===== DATASET

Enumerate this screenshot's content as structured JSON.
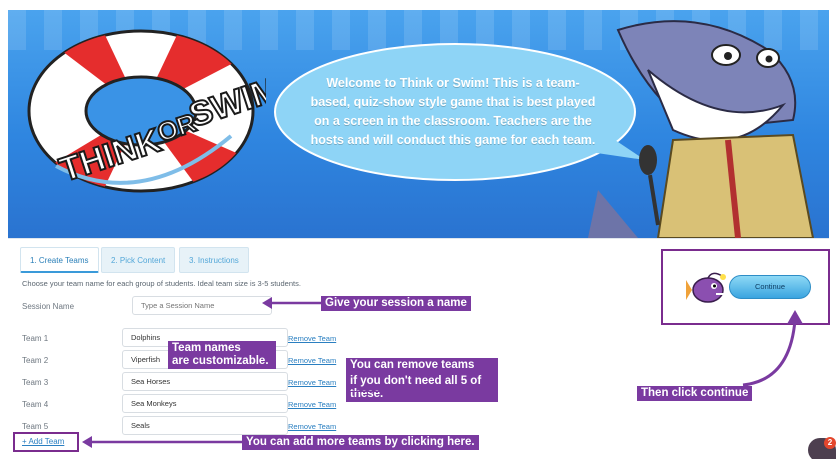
{
  "hero": {
    "logo_text_think": "THINK",
    "logo_text_or": "OR",
    "logo_text_swim": "SWIM!",
    "welcome": "Welcome to Think or Swim! This is a team-based, quiz-show style game that is best played on a screen in the classroom. Teachers are the hosts and will conduct this game for each team."
  },
  "tabs": [
    {
      "label": "1. Create Teams",
      "active": true
    },
    {
      "label": "2. Pick Content",
      "active": false
    },
    {
      "label": "3. Instructions",
      "active": false
    }
  ],
  "instructions": "Choose your team name for each group of students. Ideal team size is 3-5 students.",
  "session": {
    "label": "Session Name",
    "placeholder": "Type a Session Name"
  },
  "teams": [
    {
      "label": "Team 1",
      "value": "Dolphins",
      "remove": "Remove Team"
    },
    {
      "label": "Team 2",
      "value": "Viperfish",
      "remove": "Remove Team"
    },
    {
      "label": "Team 3",
      "value": "Sea Horses",
      "remove": "Remove Team"
    },
    {
      "label": "Team 4",
      "value": "Sea Monkeys",
      "remove": "Remove Team"
    },
    {
      "label": "Team 5",
      "value": "Seals",
      "remove": "Remove Team"
    }
  ],
  "add_team": "+ Add Team",
  "continue_label": "Continue",
  "chat_count": "2",
  "annotations": {
    "session": "Give your session a name",
    "names_line1": "Team names",
    "names_line2": "are customizable.",
    "remove_line1": "You can remove teams",
    "remove_line2": "if you don't need all 5 of these.",
    "add": "You can add more teams by clicking here.",
    "continue": "Then click continue"
  },
  "colors": {
    "annotation_purple": "#7a3aa0",
    "hero_blue": "#3a93e6",
    "link_blue": "#2a7fc1"
  }
}
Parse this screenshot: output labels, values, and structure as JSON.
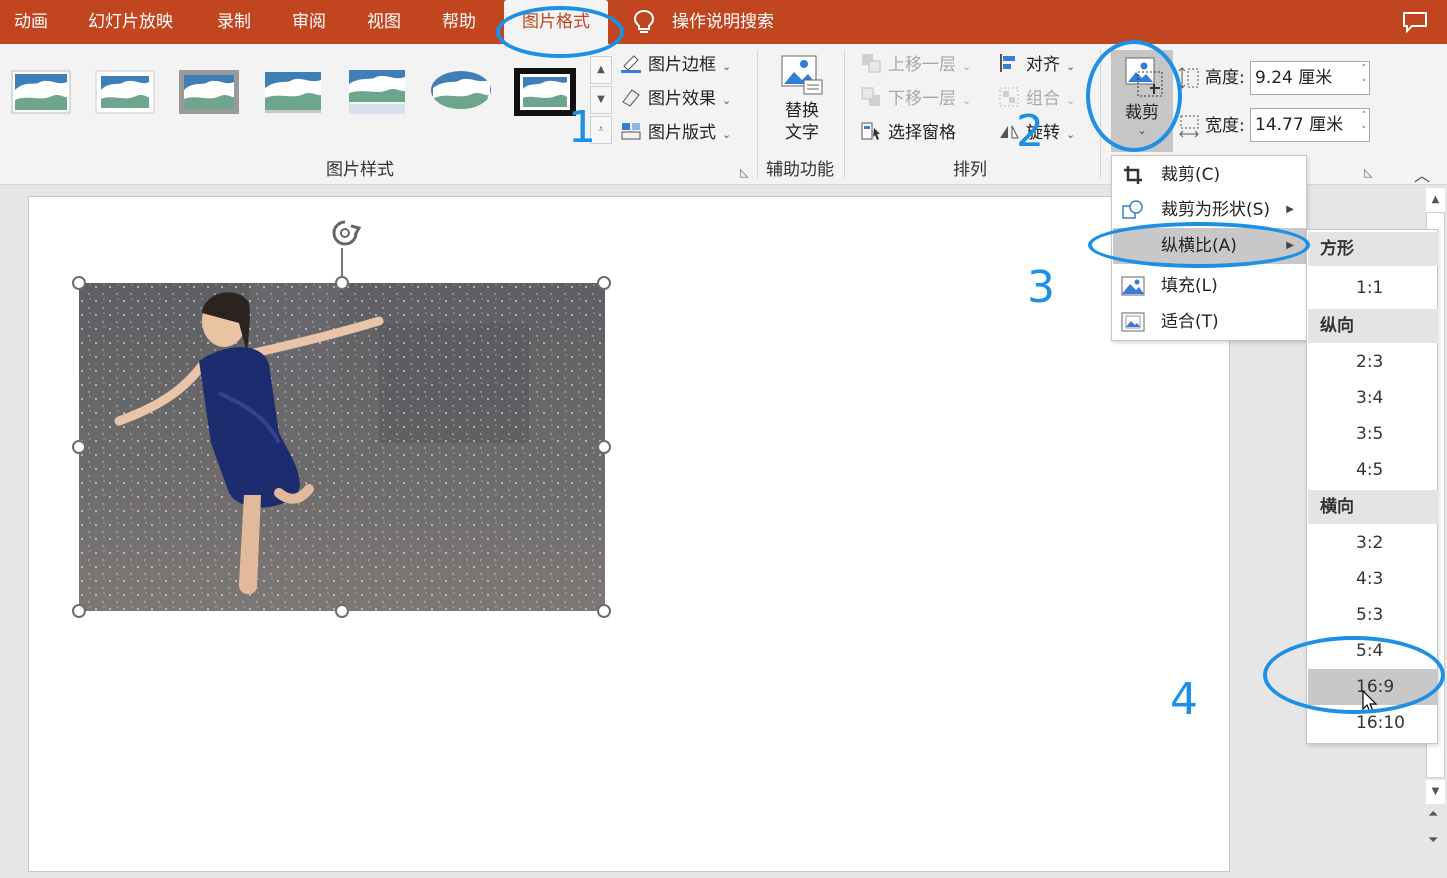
{
  "tabs": [
    {
      "label": "动画"
    },
    {
      "label": "幻灯片放映"
    },
    {
      "label": "录制"
    },
    {
      "label": "审阅"
    },
    {
      "label": "视图"
    },
    {
      "label": "帮助"
    },
    {
      "label": "图片格式"
    }
  ],
  "tell_me": "操作说明搜索",
  "ribbon": {
    "picture_styles": {
      "group_label": "图片样式",
      "border": "图片边框",
      "effects": "图片效果",
      "layout": "图片版式"
    },
    "accessibility": {
      "group_label": "辅助功能",
      "alt_text_line1": "替换",
      "alt_text_line2": "文字"
    },
    "arrange": {
      "group_label": "排列",
      "bring_forward": "上移一层",
      "send_backward": "下移一层",
      "selection_pane": "选择窗格",
      "align": "对齐",
      "group": "组合",
      "rotate": "旋转"
    },
    "size": {
      "crop": "裁剪",
      "height_label": "高度:",
      "height_value": "9.24 厘米",
      "width_label": "宽度:",
      "width_value": "14.77 厘米"
    }
  },
  "crop_menu": {
    "items": [
      {
        "label": "裁剪(C)"
      },
      {
        "label": "裁剪为形状(S)"
      },
      {
        "label": "纵横比(A)"
      },
      {
        "label": "填充(L)"
      },
      {
        "label": "适合(T)"
      }
    ]
  },
  "aspect_submenu": {
    "sections": [
      {
        "title": "方形",
        "options": [
          "1:1"
        ]
      },
      {
        "title": "纵向",
        "options": [
          "2:3",
          "3:4",
          "3:5",
          "4:5"
        ]
      },
      {
        "title": "横向",
        "options": [
          "3:2",
          "4:3",
          "5:3",
          "5:4",
          "16:9",
          "16:10"
        ]
      }
    ],
    "selected": "16:9"
  },
  "annotations": [
    "1",
    "2",
    "3",
    "4"
  ],
  "colors": {
    "accent": "#c1451f",
    "annotation": "#1c8fe6",
    "ribbon_bg": "#f3f3f3"
  }
}
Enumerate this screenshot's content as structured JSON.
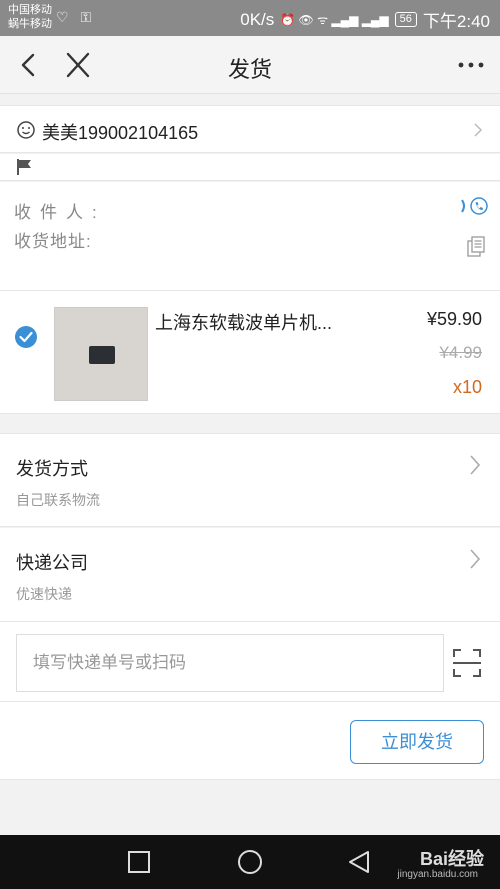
{
  "status_bar": {
    "carrier_line1": "中国移动",
    "carrier_line2": "蜗牛移动",
    "left_icons": "♡ ⚿",
    "speed": "0K/s",
    "signal_icons": "⏰ 👁 ᯤ ▂▄▆ ▂▄▆",
    "battery": "56",
    "time": "下午2:40"
  },
  "navbar": {
    "title": "发货"
  },
  "buyer": {
    "name": "美美199002104165"
  },
  "address": {
    "recipient_label": "收件人:",
    "address_label": "收货地址:"
  },
  "product": {
    "name": "上海东软载波单片机...",
    "price": "¥59.90",
    "original_price": "¥4.99",
    "quantity": "x10"
  },
  "shipping_method": {
    "title": "发货方式",
    "value": "自己联系物流"
  },
  "courier": {
    "title": "快递公司",
    "value": "优速快递"
  },
  "tracking": {
    "placeholder": "填写快递单号或扫码"
  },
  "actions": {
    "ship_now": "立即发货"
  },
  "watermark": {
    "brand": "Bai经验",
    "url": "jingyan.baidu.com"
  },
  "colors": {
    "accent": "#3b8fd6",
    "quantity": "#d2691e",
    "status_bar": "#8a8a8a"
  }
}
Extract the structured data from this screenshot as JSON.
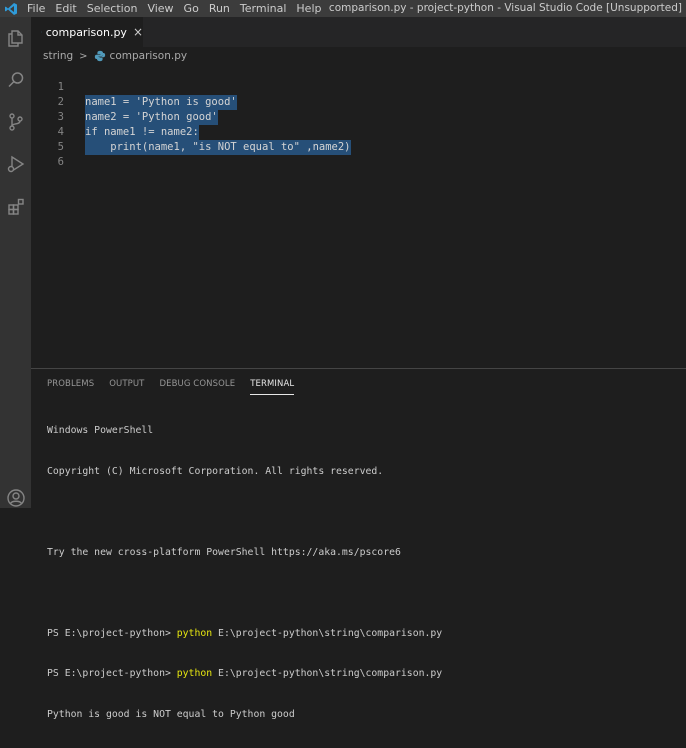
{
  "titlebar": {
    "menu": [
      "File",
      "Edit",
      "Selection",
      "View",
      "Go",
      "Run",
      "Terminal",
      "Help"
    ],
    "window_title": "comparison.py - project-python - Visual Studio Code [Unsupported]"
  },
  "activitybar": {
    "icons": [
      "explorer-icon",
      "search-icon",
      "source-control-icon",
      "run-debug-icon",
      "extensions-icon",
      "account-icon"
    ]
  },
  "tabs": [
    {
      "label": "comparison.py",
      "close": "×"
    }
  ],
  "breadcrumb": {
    "folder": "string",
    "separator": ">",
    "file": "comparison.py"
  },
  "editor": {
    "lines": [
      {
        "number": "1",
        "code": "name1 = 'Python is good'"
      },
      {
        "number": "2",
        "code": "name2 = 'Python good'"
      },
      {
        "number": "3",
        "code": "if name1 != name2:"
      },
      {
        "number": "4",
        "code": "    print(name1, \"is NOT equal to\" ,name2)"
      },
      {
        "number": "5",
        "code": ""
      },
      {
        "number": "6",
        "code": ""
      }
    ]
  },
  "panel": {
    "tabs": [
      {
        "label": "PROBLEMS",
        "active": false
      },
      {
        "label": "OUTPUT",
        "active": false
      },
      {
        "label": "DEBUG CONSOLE",
        "active": false
      },
      {
        "label": "TERMINAL",
        "active": true
      }
    ],
    "terminal": {
      "line1": "Windows PowerShell",
      "line2": "Copyright (C) Microsoft Corporation. All rights reserved.",
      "line3": "Try the new cross-platform PowerShell https://aka.ms/pscore6",
      "prompt": "PS E:\\project-python> ",
      "command": "python",
      "argument": " E:\\project-python\\string\\comparison.py",
      "output": "Python is good is NOT equal to Python good"
    }
  },
  "colors": {
    "selection": "#264f78",
    "accent_python": "#519aba",
    "terminal_command": "#e5e510"
  }
}
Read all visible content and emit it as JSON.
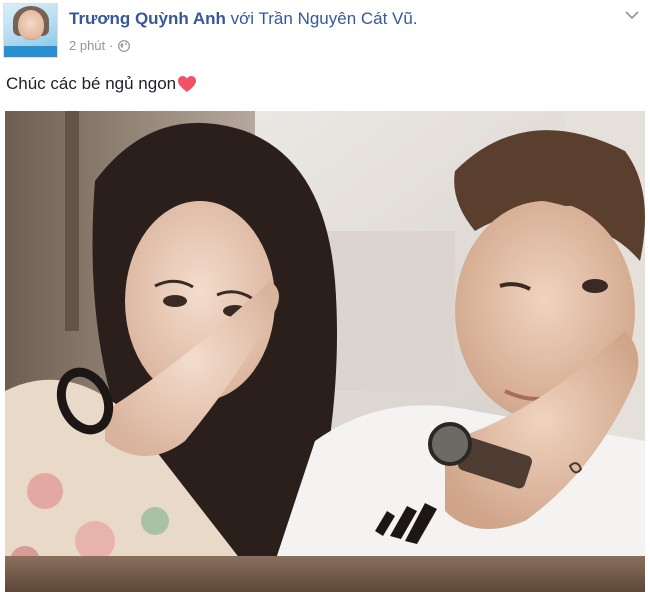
{
  "post": {
    "author": "Trương Quỳnh Anh",
    "with_word": "với",
    "tagged": "Trần Nguyên Cát Vũ.",
    "time": "2 phút",
    "separator": "·",
    "privacy_icon": "globe-icon",
    "menu_icon": "chevron-down-icon",
    "caption": "Chúc các bé ngủ ngon",
    "caption_emoji": "heart-icon"
  },
  "colors": {
    "link": "#365899",
    "meta": "#90949c",
    "heart": "#f25268"
  }
}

==========

(TASK STATEMENT): Restate each of the entries above word for word and skip every image.

(ANSWER IN FULL):
Enumerate this screenshot's content as structured JSON.
{
  "hero": {
    "logo_text_think": "THINK",
    "logo_text_or": "OR",
    "logo_text_swim": "SWIM!",
    "welcome": "Welcome to Think or Swim! This is a team-based, quiz-show style game that is best played on a screen in the classroom. Teachers are the hosts and will conduct this game for each team."
  },
  "tabs": [
    {
      "label": "1. Create Teams",
      "active": true
    },
    {
      "label": "2. Pick Content",
      "active": false
    },
    {
      "label": "3. Instructions",
      "active": false
    }
  ],
  "instructions": "Choose your team name for each group of students. Ideal team size is 3-5 students.",
  "session": {
    "label": "Session Name",
    "placeholder": "Type a Session Name"
  },
  "teams": [
    {
      "label": "Team 1",
      "value": "Dolphins",
      "remove": "Remove Team"
    },
    {
      "label": "Team 2",
      "value": "Viperfish",
      "remove": "Remove Team"
    },
    {
      "label": "Team 3",
      "value": "Sea Horses",
      "remove": "Remove Team"
    },
    {
      "label": "Team 4",
      "value": "Sea Monkeys",
      "remove": "Remove Team"
    },
    {
      "label": "Team 5",
      "value": "Seals",
      "remove": "Remove Team"
    }
  ],
  "add_team": "+ Add Team",
  "continue_label": "Continue",
  "chat_count": "2",
  "annotations": {
    "session": "Give your session a name",
    "names_line1": "Team names",
    "names_line2": "are customizable.",
    "remove_line1": "You can remove teams",
    "remove_line2": "if you don't need all 5 of these.",
    "add": "You can add more teams by clicking here.",
    "continue": "Then click continue"
  },
  "colors": {
    "annotation_purple": "#7a3aa0",
    "hero_blue": "#3a93e6",
    "link_blue": "#2a7fc1"
  }
}
Parse this screenshot: output labels, values, and structure as JSON.
{
  "tabs": [
    {
      "label": "动画"
    },
    {
      "label": "幻灯片放映"
    },
    {
      "label": "录制"
    },
    {
      "label": "审阅"
    },
    {
      "label": "视图"
    },
    {
      "label": "帮助"
    },
    {
      "label": "图片格式"
    }
  ],
  "tell_me": "操作说明搜索",
  "ribbon": {
    "picture_styles": {
      "group_label": "图片样式",
      "border": "图片边框",
      "effects": "图片效果",
      "layout": "图片版式"
    },
    "accessibility": {
      "group_label": "辅助功能",
      "alt_text_line1": "替换",
      "alt_text_line2": "文字"
    },
    "arrange": {
      "group_label": "排列",
      "bring_forward": "上移一层",
      "send_backward": "下移一层",
      "selection_pane": "选择窗格",
      "align": "对齐",
      "group": "组合",
      "rotate": "旋转"
    },
    "size": {
      "crop": "裁剪",
      "height_label": "高度:",
      "height_value": "9.24 厘米",
      "width_label": "宽度:",
      "width_value": "14.77 厘米"
    }
  },
  "crop_menu": {
    "items": [
      {
        "label": "裁剪(C)"
      },
      {
        "label": "裁剪为形状(S)"
      },
      {
        "label": "纵横比(A)"
      },
      {
        "label": "填充(L)"
      },
      {
        "label": "适合(T)"
      }
    ]
  },
  "aspect_submenu": {
    "sections": [
      {
        "title": "方形",
        "options": [
          "1:1"
        ]
      },
      {
        "title": "纵向",
        "options": [
          "2:3",
          "3:4",
          "3:5",
          "4:5"
        ]
      },
      {
        "title": "横向",
        "options": [
          "3:2",
          "4:3",
          "5:3",
          "5:4",
          "16:9",
          "16:10"
        ]
      }
    ],
    "selected": "16:9"
  },
  "annotations": [
    "1",
    "2",
    "3",
    "4"
  ],
  "colors": {
    "accent": "#c1451f",
    "annotation": "#1c8fe6",
    "ribbon_bg": "#f3f3f3"
  }
}
Enumerate this screenshot's content as structured JSON.
{
  "status_bar": {
    "carrier_line1": "中国移动",
    "carrier_line2": "蜗牛移动",
    "left_icons": "♡ ⚿",
    "speed": "0K/s",
    "signal_icons": "⏰ 👁 ᯤ ▂▄▆ ▂▄▆",
    "battery": "56",
    "time": "下午2:40"
  },
  "navbar": {
    "title": "发货"
  },
  "buyer": {
    "name": "美美199002104165"
  },
  "address": {
    "recipient_label": "收件人:",
    "address_label": "收货地址:"
  },
  "product": {
    "name": "上海东软载波单片机...",
    "price": "¥59.90",
    "original_price": "¥4.99",
    "quantity": "x10"
  },
  "shipping_method": {
    "title": "发货方式",
    "value": "自己联系物流"
  },
  "courier": {
    "title": "快递公司",
    "value": "优速快递"
  },
  "tracking": {
    "placeholder": "填写快递单号或扫码"
  },
  "actions": {
    "ship_now": "立即发货"
  },
  "watermark": {
    "brand": "Bai经验",
    "url": "jingyan.baidu.com"
  },
  "colors": {
    "accent": "#3b8fd6",
    "quantity": "#d2691e",
    "status_bar": "#8a8a8a"
  }
}
Extract the structured data from this screenshot as JSON.
{
  "titlebar": {
    "menu": [
      "File",
      "Edit",
      "Selection",
      "View",
      "Go",
      "Run",
      "Terminal",
      "Help"
    ],
    "window_title": "comparison.py - project-python - Visual Studio Code [Unsupported]"
  },
  "activitybar": {
    "icons": [
      "explorer-icon",
      "search-icon",
      "source-control-icon",
      "run-debug-icon",
      "extensions-icon",
      "account-icon"
    ]
  },
  "tabs": [
    {
      "label": "comparison.py",
      "close": "×"
    }
  ],
  "breadcrumb": {
    "folder": "string",
    "separator": ">",
    "file": "comparison.py"
  },
  "editor": {
    "lines": [
      {
        "number": "1",
        "code": "name1 = 'Python is good'"
      },
      {
        "number": "2",
        "code": "name2 = 'Python good'"
      },
      {
        "number": "3",
        "code": "if name1 != name2:"
      },
      {
        "number": "4",
        "code": "    print(name1, \"is NOT equal to\" ,name2)"
      },
      {
        "number": "5",
        "code": ""
      },
      {
        "number": "6",
        "code": ""
      }
    ]
  },
  "panel": {
    "tabs": [
      {
        "label": "PROBLEMS",
        "active": false
      },
      {
        "label": "OUTPUT",
        "active": false
      },
      {
        "label": "DEBUG CONSOLE",
        "active": false
      },
      {
        "label": "TERMINAL",
        "active": true
      }
    ],
    "terminal": {
      "line1": "Windows PowerShell",
      "line2": "Copyright (C) Microsoft Corporation. All rights reserved.",
      "line3": "Try the new cross-platform PowerShell https://aka.ms/pscore6",
      "prompt": "PS E:\\project-python> ",
      "command": "python",
      "argument": " E:\\project-python\\string\\comparison.py",
      "output": "Python is good is NOT equal to Python good"
    }
  },
  "colors": {
    "selection": "#264f78",
    "accent_python": "#519aba",
    "terminal_command": "#e5e510"
  }
}
Read all visible content and emit it as JSON.
{
  "post": {
    "author": "Trương Quỳnh Anh",
    "with_word": "với",
    "tagged": "Trần Nguyên Cát Vũ.",
    "time": "2 phút",
    "separator": "·",
    "privacy_icon": "globe-icon",
    "menu_icon": "chevron-down-icon",
    "caption": "Chúc các bé ngủ ngon",
    "caption_emoji": "heart-icon"
  },
  "colors": {
    "link": "#365899",
    "meta": "#90949c",
    "heart": "#f25268"
  }
}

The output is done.